0
votes

I have two data files which is some weird format. Need to parse it to some descent format to use that for future purposes. after parsing i end up having two formats on which one has an id and respective information pertaining to that id will be from another file.

Ex : From file 1 i get

Name, Position, PropertyID

from file 2 PropertyId, Property1,Property2

like this i have more columns from both the file.

what is the idle way to store these information in a flat file to server as a database. i don't want to use database(Mysql,MsSql) for some reason.

initially i thought of using single Coma separated file. but ill end up using so many columns which will create problem when i update these information.

I ll be using the parsed data in some other application using java and python can anyone suggest better way to handle this

Thanks

2
A better way? Use a database. "I don't want to use a database" is not a good reason. - Kayaman
Use sqlite database - it does not require a server, is stored in 1 flat file, python has all the drivers, and will be much better than a flat file. Why are you re-inventing the wheel when you can use something so simple? - mikeb
use json format - nafas

2 Answers

2
votes

I would use JSON. JSON can be easily converted to and from objects in either Python or Java. In Python, JSON maps directly to dict. Java has various facilities to convert. Far less work than doing all that yourself. For Java, see JAXB.

Something like this.

File 1: Map people to propertyID

{
   {"firstName": "John", "lastName": "Smith", "position": "sales"} : 123},
   {"firstName": "Jane", "lastName": "Doe", "position": "manager"} : 456} 
}

File 2: Map propertyId to list of properties.

{
    {123: [{"address": "123 street", "city": "LA"}, {"address": "456 street", "city": "SF"}] } ,
    {456: [{"address": "123 ave", "city": "XX"}, {"address": "456 ave", "city": "SF"}] } 
}

p.s. It might make more sense to associate a person with a list of property IDs and have each property have it's own ID. Easier to move things around and reassign. Just my $0.02.

0
votes

Ensure that you normalize your data with an ID to avoid touching so many different data columns with even a single change. Like the file2 you mentioned above, you can reduce the columns to two by having just the propertyId and the property columns. Rather than having 1 propertyId associated with 2 property in a single row you'd have 1 propertyId associated with 1 property per your example above. You need another file to correlate your two main data table. Normalizing your data like this can make your updates to them very minimal when change occurs.

file1:

owner_id | name | position |
1 | Jack Ma | CEO |

file2:

property_id | property |

101 | Hollywood Mansion |

102 | Miami Beach House |

file3:

OwnerId | PropertyId |

1 | 101

1 | 102

- [TO DO]:
1 – Answer these questions about the thread:
(a) What kind of database does mikeb suggest using?
(b) According to the answer that recommends JSON, what does JSON map directly to in Python?
(c) In the file2 table of the answer about normalizing data, which property has property_id 102?
2 – In the records, take the lines beginning with the one that contains "search-button[interactable] — [572, 0, 600, 27]" and running through the one that contains "post-card: Договор на". Recast them as a JSON list of strings, one string per line.

- [TASK INPUTS]:
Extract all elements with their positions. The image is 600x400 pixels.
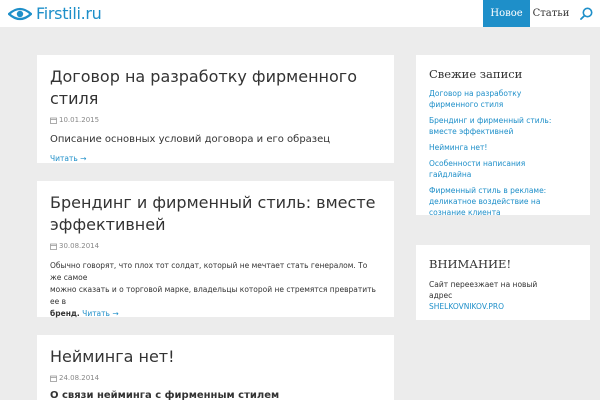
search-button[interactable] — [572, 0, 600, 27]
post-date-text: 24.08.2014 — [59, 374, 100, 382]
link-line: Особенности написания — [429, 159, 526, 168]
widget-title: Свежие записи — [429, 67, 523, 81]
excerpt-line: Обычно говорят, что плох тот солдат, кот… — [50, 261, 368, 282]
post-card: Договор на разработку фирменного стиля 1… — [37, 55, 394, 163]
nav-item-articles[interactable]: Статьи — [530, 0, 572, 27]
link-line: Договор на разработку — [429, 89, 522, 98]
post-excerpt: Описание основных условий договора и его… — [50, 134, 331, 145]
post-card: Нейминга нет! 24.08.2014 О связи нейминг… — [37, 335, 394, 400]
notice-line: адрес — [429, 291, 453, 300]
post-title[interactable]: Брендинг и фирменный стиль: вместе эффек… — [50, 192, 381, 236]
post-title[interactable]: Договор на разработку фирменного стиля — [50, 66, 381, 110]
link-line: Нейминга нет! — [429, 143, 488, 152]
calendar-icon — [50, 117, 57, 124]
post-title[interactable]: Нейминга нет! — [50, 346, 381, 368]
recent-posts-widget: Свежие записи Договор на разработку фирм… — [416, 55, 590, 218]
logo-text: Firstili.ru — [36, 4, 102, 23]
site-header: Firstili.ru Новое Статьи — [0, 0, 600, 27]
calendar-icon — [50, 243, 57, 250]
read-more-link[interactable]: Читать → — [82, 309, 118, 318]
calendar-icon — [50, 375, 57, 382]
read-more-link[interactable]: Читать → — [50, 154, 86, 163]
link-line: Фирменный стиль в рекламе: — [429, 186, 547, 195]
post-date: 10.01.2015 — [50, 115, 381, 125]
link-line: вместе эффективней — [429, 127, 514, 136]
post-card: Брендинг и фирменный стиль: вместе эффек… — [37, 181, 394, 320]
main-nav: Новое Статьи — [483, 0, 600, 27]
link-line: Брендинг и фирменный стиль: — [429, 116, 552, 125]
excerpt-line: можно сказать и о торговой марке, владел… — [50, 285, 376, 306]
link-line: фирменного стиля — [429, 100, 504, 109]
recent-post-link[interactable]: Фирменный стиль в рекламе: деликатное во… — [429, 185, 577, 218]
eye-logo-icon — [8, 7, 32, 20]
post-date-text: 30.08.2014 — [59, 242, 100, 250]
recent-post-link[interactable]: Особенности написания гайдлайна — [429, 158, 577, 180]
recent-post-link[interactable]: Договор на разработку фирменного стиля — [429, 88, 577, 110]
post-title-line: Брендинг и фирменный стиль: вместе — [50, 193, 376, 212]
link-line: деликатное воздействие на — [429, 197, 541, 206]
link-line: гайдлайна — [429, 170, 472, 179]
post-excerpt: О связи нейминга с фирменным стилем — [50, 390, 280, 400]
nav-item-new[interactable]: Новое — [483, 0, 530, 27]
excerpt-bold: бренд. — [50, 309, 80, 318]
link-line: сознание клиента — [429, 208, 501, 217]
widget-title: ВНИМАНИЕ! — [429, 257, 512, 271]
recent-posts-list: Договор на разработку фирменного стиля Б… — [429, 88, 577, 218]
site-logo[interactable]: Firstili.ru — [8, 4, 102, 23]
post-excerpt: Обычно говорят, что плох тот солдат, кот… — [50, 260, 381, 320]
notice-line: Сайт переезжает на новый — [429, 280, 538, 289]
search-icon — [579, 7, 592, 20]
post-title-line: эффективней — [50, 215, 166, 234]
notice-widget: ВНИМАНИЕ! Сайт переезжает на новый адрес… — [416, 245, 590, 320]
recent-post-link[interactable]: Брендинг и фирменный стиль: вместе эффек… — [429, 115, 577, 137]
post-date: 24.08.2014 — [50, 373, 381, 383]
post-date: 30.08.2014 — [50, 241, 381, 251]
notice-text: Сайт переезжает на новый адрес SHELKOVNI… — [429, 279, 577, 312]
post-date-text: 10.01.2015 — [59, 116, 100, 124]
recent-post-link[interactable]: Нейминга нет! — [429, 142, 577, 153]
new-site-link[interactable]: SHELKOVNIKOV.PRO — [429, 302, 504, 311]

- [THE RESPONSES]:
1 –
(a) A sqlite database
(b) dict
(c) Miami Beach House

2 –
[
  "search-button[interactable] — [572, 0, 600, 27]",
  "post-date-text: 24.08.2014 — [59, 374, 100, 382]",
  "link-line: Особенности написания — [429, 159, 526, 168]",
  "widget-title: Свежие записи — [429, 67, 523, 81]",
  "excerpt-line: Обычно говорят, что плох тот солдат, кот… — [50, 261, 368, 282]",
  "post-card: Договор на разработку фирменного стиля 1… — [37, 55, 394, 163]"
]